- **BRANO DA LEGGERE**:

Come misurare il lavoro dignitoso, il rispetto delle regole, la trasparenza, la creazione di capitale umano, l’impatto sulla salute fisica e mentale? Ecco la grande occasione per far tornare al centro del dibattito l’economia, e per ritagliare alle aziende un ruolo centrale nel determinare le regole di funzionamento dei prossimi decenni.

Investimenti, finanza e tassonomia sociale

Neanche la comunità finanziaria internazionale può assistere passiva a questo dibattito, sia per motivi etici (essere buoni cittadini del mondo significa innanzitutto partecipare ai dibattiti rilevanti) sia per motivi del tutto egoistici. Come la protagonista della celebre canzone di David Bowie sulla vita su Marte, abbiamo già visto il film almeno 10 volte: il grande dibattito porta alla stesura di obiettivi che conducono alle azioni che diventano regolamenti e obblighi per le aziende. Imprese, banche, assicurazioni e asset manager stanno diventando i guardiani dell’ambiente e, tra cinque anni, rischiano di diventare i guardiani della vita sociale. Ecco perché la finanza non morirà mai: è la cinghia di trasmissione essenziale per far funzionare la nostra società, dallo scambio di conchiglie delle società primitive allo scambio di bitcoin di oggi.

- **ESTRATTI DI DATI**:
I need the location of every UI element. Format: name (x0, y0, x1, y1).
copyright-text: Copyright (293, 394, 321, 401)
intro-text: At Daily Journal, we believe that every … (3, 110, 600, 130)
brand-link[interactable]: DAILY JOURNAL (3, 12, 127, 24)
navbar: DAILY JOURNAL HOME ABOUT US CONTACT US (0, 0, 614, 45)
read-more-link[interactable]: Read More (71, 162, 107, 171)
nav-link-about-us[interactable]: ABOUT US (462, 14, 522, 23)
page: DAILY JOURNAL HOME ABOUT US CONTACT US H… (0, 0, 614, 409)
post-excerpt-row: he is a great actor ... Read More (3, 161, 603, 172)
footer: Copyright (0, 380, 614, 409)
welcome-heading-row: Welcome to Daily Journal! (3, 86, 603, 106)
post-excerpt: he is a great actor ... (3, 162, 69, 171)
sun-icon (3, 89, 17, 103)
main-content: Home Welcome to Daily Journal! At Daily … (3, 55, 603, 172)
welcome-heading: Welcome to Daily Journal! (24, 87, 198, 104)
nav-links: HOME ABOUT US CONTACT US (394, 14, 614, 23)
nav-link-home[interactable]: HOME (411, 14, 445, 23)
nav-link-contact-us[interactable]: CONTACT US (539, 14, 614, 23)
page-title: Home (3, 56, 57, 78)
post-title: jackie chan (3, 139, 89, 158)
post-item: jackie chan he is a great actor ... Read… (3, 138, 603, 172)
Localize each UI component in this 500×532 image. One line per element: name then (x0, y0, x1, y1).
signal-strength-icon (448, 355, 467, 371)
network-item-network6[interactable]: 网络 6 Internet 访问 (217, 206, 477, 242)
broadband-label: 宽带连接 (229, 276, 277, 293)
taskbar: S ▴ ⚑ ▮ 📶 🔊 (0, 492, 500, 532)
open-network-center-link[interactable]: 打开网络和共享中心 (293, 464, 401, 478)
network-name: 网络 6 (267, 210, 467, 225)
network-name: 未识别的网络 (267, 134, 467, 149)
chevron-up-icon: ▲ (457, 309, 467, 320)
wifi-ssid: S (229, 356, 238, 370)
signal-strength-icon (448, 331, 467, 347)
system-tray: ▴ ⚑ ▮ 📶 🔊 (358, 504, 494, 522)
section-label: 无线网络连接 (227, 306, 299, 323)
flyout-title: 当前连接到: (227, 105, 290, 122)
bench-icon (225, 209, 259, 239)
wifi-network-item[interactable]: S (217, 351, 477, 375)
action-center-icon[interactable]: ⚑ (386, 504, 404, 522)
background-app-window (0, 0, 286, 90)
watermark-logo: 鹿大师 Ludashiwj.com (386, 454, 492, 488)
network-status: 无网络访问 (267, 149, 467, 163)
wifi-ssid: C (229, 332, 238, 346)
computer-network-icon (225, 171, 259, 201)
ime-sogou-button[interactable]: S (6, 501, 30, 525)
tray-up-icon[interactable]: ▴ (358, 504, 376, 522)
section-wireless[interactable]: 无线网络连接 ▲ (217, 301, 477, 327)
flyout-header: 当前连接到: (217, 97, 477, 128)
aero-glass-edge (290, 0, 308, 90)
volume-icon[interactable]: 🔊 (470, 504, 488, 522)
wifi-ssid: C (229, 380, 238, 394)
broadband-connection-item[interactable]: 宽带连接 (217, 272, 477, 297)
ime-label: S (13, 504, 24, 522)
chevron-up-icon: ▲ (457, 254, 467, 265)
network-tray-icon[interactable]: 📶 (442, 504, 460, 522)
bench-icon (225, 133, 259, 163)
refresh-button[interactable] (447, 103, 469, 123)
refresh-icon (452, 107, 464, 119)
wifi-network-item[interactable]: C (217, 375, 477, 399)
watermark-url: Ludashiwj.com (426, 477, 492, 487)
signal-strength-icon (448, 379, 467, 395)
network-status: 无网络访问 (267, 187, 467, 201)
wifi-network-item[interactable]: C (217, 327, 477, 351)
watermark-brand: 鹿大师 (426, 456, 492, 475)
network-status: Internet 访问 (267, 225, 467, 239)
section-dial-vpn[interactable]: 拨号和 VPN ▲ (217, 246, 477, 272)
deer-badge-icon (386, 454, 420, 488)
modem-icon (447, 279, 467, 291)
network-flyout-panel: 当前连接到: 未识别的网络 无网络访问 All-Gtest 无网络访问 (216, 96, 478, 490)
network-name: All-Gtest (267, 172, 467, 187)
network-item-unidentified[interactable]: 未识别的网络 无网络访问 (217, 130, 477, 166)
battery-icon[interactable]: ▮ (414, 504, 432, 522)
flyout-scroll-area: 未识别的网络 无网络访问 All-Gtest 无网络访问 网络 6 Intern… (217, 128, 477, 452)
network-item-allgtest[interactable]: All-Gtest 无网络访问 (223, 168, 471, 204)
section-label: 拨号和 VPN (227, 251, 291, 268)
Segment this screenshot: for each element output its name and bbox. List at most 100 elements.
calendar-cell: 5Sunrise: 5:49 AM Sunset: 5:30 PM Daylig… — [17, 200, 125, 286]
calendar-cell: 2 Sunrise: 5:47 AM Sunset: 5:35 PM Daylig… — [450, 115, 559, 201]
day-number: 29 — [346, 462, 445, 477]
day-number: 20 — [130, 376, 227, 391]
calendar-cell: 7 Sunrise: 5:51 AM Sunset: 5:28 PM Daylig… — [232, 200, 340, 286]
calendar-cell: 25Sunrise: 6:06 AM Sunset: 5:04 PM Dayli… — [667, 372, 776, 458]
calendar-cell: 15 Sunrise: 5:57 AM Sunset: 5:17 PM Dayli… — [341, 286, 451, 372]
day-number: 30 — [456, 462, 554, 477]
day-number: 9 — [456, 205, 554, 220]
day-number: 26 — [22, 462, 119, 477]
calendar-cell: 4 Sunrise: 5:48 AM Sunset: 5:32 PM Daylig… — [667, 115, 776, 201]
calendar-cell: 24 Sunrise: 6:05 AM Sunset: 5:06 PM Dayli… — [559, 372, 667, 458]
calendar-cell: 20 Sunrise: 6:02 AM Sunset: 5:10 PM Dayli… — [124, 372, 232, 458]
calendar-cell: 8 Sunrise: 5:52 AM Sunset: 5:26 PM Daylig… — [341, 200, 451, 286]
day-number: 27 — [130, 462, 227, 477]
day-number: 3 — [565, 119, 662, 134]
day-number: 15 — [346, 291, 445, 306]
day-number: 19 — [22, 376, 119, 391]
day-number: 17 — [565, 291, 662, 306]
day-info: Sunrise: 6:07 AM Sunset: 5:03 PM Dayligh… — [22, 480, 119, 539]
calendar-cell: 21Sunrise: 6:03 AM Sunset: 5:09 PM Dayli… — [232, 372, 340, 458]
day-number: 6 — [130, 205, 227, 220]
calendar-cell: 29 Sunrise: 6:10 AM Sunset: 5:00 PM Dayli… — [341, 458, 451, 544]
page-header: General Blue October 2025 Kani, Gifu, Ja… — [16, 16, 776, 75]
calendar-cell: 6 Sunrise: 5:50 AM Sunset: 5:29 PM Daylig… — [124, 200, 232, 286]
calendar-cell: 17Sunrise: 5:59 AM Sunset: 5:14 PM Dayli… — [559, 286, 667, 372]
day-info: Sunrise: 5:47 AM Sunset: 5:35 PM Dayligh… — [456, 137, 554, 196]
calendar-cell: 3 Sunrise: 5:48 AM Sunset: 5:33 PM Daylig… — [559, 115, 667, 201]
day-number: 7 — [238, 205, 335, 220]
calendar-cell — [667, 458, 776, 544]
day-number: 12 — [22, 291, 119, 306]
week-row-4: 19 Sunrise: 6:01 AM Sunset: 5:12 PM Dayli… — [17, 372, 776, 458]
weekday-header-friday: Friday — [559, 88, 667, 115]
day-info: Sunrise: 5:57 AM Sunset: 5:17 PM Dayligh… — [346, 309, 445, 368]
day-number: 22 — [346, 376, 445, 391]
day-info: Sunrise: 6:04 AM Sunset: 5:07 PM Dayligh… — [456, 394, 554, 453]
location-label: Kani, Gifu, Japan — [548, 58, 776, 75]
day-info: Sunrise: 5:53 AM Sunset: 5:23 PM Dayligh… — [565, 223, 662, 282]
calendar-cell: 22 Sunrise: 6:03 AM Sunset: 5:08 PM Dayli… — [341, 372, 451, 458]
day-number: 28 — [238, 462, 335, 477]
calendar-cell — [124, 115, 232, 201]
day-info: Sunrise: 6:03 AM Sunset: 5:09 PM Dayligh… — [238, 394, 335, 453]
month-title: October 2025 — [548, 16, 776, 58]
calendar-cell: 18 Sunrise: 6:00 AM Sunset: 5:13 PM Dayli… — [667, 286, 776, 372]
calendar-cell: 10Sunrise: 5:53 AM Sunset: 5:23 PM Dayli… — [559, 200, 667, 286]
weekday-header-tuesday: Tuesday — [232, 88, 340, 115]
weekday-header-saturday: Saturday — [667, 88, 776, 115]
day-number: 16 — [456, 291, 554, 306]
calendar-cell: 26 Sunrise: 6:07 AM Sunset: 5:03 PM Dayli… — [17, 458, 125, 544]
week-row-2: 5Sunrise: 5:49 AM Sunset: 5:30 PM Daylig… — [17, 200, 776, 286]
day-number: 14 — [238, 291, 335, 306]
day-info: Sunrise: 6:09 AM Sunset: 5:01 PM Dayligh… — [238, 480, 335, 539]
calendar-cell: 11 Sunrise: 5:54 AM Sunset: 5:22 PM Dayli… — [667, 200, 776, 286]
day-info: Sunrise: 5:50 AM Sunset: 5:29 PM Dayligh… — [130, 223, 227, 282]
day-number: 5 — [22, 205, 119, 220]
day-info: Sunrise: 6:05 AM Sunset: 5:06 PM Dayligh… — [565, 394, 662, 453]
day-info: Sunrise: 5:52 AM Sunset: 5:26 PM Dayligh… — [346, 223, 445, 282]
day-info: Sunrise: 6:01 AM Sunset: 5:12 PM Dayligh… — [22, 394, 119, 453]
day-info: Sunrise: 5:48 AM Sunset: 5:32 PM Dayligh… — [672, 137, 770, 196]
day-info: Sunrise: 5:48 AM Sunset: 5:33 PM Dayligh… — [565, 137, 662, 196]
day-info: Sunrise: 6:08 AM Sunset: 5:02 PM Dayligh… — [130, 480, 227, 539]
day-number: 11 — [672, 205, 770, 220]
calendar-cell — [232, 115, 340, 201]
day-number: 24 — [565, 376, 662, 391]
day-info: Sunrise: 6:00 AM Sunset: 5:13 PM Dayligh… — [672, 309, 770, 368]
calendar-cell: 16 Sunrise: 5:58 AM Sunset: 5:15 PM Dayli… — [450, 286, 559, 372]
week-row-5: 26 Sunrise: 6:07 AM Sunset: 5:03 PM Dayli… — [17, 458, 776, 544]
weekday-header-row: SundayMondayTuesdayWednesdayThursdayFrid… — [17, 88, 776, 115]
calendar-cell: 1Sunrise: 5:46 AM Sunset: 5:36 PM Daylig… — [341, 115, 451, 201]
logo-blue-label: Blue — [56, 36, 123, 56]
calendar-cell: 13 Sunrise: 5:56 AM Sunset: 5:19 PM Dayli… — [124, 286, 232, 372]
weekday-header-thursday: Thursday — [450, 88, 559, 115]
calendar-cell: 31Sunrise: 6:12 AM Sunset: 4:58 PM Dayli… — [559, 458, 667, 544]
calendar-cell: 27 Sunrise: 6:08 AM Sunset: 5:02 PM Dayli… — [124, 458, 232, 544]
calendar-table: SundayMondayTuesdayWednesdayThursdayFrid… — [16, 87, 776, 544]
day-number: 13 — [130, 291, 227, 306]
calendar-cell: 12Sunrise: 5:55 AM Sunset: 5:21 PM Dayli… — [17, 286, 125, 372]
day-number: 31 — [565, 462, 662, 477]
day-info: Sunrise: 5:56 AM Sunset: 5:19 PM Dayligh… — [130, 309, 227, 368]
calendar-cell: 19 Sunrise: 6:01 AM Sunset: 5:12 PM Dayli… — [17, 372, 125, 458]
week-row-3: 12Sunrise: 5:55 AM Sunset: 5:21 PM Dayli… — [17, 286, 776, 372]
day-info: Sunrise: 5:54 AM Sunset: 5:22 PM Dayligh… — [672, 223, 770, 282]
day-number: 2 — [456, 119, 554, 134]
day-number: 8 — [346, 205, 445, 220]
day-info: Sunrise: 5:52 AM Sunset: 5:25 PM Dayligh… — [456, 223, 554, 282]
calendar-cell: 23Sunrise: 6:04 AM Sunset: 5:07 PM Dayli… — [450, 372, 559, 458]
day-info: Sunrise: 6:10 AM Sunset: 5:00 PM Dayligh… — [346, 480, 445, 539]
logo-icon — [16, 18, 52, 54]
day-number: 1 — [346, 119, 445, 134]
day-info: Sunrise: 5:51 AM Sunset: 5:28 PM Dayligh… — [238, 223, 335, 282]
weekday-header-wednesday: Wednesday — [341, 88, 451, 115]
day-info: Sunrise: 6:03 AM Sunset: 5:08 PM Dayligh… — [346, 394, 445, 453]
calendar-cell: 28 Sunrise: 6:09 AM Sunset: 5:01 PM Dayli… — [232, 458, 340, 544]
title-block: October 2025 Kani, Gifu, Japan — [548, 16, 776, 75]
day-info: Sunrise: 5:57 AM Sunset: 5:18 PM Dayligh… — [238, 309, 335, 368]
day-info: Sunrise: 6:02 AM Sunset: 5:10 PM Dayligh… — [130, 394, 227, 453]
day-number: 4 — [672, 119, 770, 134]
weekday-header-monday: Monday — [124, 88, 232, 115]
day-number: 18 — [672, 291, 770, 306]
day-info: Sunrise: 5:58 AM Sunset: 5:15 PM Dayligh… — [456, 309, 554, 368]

- **PROVA TU**:
Rispondi in base al brano su finanza e tassonomia sociale:
(a) Quale ruolo l'occasione descritta all'inizio potrebbe ritagliare alle aziende?
(b) Per quali due tipi di motivi la comunità finanziaria internazionale non può assistere passiva al dibattito?
(c) Quali soggetti stanno diventando i guardiani dell'ambiente?
Per svolgere l'esercizio l'elenco non serve.

- **RISPOSTA SCRITTA**:
(a) Un ruolo centrale nel determinare le regole di funzionamento dei prossimi decenni.
(b) Per motivi etici e per motivi del tutto egoistici.
(c) Imprese, banche, assicurazioni e asset manager.